- Texto -
En su último libro, Por qué debemos llamarnos cristianos (1), el senador italiano Marcello Pera analiza la íntima relación entre un planteamiento liberal bien entendido y los valores cristianos. También denuncia los contraproducentes resultados de una laicidad llevada al extremo de avergonzar a Europa de su propia identidad.
Una carta de Benedicto XVI precede al texto de Pera, un ensayo que parece recoger, desde Europa, el guante lanzado al Viejo Continente por George Weigel en Política sin Dios. Ya en 2004 Pera, político y profesor de Filosofía en las universidades de Catania y Pisa, había unido su firma, en un libro, a la de Joseph Ratzinger, a propósito del tema de las raíces cristianas de Europa (cfr. Aceprensa, 14-06-2006).
Conocida es la disposición de Pera a aceptar la exhortación que el Papa ha dirigido a los no creyentes, entre quienes se cuenta: seguir la vieja fórmula de Pascal y de Kant de vivir “como si Dios existiese” (velut si Deus daretur). “La tengo por una solución sabia -ha dicho Pera-, porque nos hace a todos moralmente más responsables. Si Dios existe, existen también límites morales a mis acciones, comportamientos, decisiones, proyectos, leyes”.

- Datos -
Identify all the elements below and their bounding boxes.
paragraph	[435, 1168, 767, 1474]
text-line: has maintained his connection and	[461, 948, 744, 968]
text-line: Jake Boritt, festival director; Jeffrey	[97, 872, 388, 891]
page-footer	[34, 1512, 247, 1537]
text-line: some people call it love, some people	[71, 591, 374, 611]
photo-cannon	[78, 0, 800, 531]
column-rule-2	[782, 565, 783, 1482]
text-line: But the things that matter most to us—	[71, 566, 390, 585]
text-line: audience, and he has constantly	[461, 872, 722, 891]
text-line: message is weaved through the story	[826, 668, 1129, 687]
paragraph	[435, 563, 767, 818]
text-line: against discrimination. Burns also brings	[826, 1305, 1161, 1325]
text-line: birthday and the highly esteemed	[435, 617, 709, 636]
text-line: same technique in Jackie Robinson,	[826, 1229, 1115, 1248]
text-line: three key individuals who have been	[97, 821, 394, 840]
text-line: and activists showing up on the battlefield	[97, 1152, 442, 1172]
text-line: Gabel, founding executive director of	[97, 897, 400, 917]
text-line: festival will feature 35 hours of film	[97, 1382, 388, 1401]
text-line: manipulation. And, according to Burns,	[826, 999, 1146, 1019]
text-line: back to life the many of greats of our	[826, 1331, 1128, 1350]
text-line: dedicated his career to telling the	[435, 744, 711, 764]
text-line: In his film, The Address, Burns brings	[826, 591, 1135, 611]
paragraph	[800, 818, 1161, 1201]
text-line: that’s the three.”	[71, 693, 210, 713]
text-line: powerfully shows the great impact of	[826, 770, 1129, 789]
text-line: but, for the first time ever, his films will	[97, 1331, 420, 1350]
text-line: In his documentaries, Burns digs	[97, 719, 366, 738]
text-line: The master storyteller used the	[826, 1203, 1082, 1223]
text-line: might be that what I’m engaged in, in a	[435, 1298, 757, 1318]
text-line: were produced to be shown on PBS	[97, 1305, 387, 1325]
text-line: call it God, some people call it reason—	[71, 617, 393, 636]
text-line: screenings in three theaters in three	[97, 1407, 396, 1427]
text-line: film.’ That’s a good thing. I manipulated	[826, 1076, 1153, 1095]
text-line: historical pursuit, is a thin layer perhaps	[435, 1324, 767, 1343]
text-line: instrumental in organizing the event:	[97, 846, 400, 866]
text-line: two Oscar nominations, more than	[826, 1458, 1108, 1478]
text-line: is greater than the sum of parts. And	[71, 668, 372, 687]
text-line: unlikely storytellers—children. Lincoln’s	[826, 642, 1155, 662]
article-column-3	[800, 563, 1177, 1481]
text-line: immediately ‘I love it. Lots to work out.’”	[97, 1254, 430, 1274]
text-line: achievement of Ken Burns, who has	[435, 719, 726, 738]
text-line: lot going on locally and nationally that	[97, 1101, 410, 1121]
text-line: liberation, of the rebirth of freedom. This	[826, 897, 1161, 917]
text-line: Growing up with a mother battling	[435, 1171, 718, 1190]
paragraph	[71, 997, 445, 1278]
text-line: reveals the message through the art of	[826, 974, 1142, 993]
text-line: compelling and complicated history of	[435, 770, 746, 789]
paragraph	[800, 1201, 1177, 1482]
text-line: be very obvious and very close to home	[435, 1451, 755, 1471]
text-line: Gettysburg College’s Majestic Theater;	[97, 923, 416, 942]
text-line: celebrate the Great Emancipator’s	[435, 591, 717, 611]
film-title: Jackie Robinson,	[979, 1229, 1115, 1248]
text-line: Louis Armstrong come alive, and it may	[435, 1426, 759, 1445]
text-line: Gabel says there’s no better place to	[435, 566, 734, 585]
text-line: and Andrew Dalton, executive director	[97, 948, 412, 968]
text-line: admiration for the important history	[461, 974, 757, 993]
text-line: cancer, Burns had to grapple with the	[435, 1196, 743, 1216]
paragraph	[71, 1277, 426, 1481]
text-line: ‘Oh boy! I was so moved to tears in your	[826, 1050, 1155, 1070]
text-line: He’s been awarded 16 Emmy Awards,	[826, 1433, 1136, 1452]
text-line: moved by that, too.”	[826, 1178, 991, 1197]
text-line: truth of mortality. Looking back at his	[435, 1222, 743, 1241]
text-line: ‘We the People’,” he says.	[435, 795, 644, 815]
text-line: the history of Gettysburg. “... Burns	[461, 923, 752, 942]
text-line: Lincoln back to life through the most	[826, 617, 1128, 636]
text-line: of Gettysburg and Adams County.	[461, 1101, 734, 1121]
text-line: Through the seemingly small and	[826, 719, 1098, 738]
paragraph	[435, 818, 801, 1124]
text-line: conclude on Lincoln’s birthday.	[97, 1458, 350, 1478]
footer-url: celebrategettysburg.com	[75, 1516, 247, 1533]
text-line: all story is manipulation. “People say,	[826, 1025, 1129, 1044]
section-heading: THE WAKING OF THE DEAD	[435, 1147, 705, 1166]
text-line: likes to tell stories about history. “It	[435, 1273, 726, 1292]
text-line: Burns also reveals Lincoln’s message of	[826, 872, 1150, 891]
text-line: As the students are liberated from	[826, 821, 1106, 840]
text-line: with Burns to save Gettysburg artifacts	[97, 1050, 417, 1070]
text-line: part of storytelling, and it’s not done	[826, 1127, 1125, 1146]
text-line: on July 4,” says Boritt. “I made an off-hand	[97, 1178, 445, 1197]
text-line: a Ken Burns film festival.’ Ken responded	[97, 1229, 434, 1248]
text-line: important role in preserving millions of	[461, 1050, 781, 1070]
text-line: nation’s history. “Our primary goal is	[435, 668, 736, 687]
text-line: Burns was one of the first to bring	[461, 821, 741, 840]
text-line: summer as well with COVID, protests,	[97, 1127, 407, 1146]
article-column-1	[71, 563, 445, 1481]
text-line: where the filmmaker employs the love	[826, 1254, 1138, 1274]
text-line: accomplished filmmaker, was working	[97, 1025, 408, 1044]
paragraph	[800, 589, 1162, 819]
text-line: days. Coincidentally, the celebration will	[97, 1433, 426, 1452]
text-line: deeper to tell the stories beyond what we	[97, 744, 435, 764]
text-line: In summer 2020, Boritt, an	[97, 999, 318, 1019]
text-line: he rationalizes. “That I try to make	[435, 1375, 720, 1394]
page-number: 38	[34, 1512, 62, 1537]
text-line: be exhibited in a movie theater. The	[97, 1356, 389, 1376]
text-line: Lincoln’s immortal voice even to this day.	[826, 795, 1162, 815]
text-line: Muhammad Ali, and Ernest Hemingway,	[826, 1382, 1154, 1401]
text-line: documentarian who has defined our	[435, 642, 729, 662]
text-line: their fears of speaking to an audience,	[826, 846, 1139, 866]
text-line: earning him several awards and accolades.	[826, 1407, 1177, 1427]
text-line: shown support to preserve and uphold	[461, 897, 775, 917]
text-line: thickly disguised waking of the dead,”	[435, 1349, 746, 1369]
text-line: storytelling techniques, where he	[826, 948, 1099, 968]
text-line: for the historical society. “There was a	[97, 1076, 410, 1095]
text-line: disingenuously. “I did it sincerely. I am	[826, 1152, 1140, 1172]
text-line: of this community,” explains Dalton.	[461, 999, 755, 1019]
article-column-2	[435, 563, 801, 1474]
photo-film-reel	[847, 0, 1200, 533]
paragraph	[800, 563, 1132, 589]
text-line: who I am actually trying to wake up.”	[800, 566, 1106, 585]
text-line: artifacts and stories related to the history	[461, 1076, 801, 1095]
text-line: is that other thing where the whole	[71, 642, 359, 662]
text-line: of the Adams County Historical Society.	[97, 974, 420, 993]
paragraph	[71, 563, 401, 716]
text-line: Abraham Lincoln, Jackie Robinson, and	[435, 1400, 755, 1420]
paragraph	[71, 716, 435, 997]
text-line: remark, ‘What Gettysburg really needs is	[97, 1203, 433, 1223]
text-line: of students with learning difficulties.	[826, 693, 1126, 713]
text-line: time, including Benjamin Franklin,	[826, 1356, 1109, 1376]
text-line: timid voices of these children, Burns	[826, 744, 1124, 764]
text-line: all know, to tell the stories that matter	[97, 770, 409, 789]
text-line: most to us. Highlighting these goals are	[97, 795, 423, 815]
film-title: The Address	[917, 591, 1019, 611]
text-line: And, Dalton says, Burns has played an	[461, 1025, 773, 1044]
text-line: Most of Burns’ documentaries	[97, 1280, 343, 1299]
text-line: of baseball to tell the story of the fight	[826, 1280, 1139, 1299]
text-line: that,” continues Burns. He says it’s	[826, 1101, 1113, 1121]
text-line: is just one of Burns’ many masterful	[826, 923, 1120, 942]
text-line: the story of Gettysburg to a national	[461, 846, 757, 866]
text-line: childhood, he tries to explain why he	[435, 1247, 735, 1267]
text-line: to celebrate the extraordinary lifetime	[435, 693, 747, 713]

- Objetivo -
Continúa el texto sobre el libro de Marcello Pera a partir de su última oración. Los registros son un material aparte del texto.

- Resultado del ejercicio -
El defecto del actual liberalismo
En este nuevo título, Marcello Pera, nacido en 1943 y amigo cercano de Karl Popper, hace un llamamiento a poner orden en el reblandecimiento de ideas que asedia al programa liberal, confundido y desorientado entre la disolución relativista y lo políticamente correcto. Para hallar un rodrigón firme vuelve Pera sobre la necesidad de remitirse a la radicalidad cristiana de la cultura europea. Pero también se trata de conjurar los peligros absolutizadores de lo que llama la “ecuación laica”, con el riesgo de que la premisa “el Estado liberal es laico” pueda degenerar en que el Estado liberal tiene la “religión de la laicidad”, una sacralización de la política que ha descrito Emilio Gentile como un avance hacia al totalitarismo.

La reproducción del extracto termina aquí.